* Begin PROVIDED RECORDS *
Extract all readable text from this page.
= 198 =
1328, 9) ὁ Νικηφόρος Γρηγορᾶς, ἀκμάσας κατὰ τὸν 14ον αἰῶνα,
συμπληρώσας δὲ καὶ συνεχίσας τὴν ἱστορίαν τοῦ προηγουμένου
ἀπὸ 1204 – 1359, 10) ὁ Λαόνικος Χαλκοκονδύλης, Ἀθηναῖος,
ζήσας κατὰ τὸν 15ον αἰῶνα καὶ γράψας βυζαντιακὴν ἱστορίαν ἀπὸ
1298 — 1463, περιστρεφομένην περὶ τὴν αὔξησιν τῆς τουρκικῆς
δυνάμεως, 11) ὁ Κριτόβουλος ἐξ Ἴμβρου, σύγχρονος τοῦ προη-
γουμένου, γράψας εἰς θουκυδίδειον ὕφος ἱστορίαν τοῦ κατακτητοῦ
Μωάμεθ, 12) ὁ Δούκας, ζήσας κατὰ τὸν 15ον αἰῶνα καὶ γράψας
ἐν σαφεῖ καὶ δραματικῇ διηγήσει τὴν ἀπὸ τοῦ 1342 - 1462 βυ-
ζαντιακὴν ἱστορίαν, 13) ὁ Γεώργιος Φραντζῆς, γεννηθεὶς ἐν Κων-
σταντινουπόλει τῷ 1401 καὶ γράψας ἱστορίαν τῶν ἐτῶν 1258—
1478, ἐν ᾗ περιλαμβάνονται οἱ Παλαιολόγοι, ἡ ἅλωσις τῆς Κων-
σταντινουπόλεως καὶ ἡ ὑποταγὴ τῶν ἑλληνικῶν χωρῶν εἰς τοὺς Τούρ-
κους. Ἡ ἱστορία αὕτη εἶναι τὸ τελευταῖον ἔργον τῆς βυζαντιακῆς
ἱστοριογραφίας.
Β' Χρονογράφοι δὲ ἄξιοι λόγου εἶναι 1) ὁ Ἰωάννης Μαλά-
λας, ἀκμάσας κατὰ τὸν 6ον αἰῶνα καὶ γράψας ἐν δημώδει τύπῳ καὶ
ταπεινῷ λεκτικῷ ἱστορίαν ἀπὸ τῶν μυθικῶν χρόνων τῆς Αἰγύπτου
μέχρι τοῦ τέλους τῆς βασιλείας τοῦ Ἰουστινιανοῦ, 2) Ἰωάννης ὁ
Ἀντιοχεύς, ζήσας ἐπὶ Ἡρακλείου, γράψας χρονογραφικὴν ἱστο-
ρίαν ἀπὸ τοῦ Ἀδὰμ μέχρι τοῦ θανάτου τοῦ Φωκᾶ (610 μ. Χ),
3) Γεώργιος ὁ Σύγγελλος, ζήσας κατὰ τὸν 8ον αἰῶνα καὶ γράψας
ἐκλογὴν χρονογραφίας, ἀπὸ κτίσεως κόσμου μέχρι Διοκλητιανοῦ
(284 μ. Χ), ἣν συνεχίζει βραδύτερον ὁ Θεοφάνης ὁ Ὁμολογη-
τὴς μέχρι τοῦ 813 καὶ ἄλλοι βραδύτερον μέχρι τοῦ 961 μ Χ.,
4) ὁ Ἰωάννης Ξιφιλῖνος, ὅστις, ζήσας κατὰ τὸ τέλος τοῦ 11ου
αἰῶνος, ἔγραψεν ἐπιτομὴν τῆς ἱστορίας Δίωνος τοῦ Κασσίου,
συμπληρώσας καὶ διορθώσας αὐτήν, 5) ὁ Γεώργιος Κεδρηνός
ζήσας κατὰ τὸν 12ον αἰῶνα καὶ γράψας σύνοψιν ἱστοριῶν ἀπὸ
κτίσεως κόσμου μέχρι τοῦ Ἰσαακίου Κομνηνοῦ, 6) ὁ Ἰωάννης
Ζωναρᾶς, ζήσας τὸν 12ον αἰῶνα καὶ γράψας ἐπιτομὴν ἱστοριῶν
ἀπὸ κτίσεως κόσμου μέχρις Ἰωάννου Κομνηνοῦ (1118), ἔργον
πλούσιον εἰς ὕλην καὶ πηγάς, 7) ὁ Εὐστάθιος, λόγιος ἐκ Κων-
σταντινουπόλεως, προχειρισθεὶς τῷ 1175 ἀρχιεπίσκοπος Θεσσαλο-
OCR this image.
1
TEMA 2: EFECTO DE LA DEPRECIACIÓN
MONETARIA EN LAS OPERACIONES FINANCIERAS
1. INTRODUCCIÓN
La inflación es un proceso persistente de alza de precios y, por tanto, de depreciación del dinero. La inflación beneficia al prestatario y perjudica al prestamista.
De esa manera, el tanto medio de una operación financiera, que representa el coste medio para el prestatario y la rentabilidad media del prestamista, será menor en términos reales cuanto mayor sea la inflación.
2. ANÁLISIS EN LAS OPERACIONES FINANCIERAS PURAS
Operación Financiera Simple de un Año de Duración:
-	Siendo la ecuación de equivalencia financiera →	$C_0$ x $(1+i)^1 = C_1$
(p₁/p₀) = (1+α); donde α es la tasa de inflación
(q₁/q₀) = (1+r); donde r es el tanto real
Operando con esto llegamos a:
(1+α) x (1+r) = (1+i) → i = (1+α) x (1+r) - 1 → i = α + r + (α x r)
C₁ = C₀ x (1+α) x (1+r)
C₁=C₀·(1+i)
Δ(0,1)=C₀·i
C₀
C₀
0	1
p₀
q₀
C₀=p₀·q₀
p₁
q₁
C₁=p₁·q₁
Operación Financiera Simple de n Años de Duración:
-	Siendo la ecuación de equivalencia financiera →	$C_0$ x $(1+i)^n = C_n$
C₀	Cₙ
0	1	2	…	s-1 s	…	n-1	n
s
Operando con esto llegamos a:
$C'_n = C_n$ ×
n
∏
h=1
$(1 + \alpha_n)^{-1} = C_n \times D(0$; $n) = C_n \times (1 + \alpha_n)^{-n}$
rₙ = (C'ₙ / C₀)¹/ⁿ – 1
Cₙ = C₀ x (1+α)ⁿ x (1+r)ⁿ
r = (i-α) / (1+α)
* End PROVIDED RECORDS *
AIM OF THE EXERCISE: Every line containing the string "prestamista" must be listed.

RESPONSE BELOW:
La inflación es un proceso persistente de alza de precios y, por tanto, de depreciación del dinero. La inflación beneficia al prestatario y perjudica al prestamista.
De esa manera, el tanto medio de una operación financiera, que representa el coste medio para el prestatario y la rentabilidad media del prestamista, será menor en términos reales cuanto mayor sea la inflación.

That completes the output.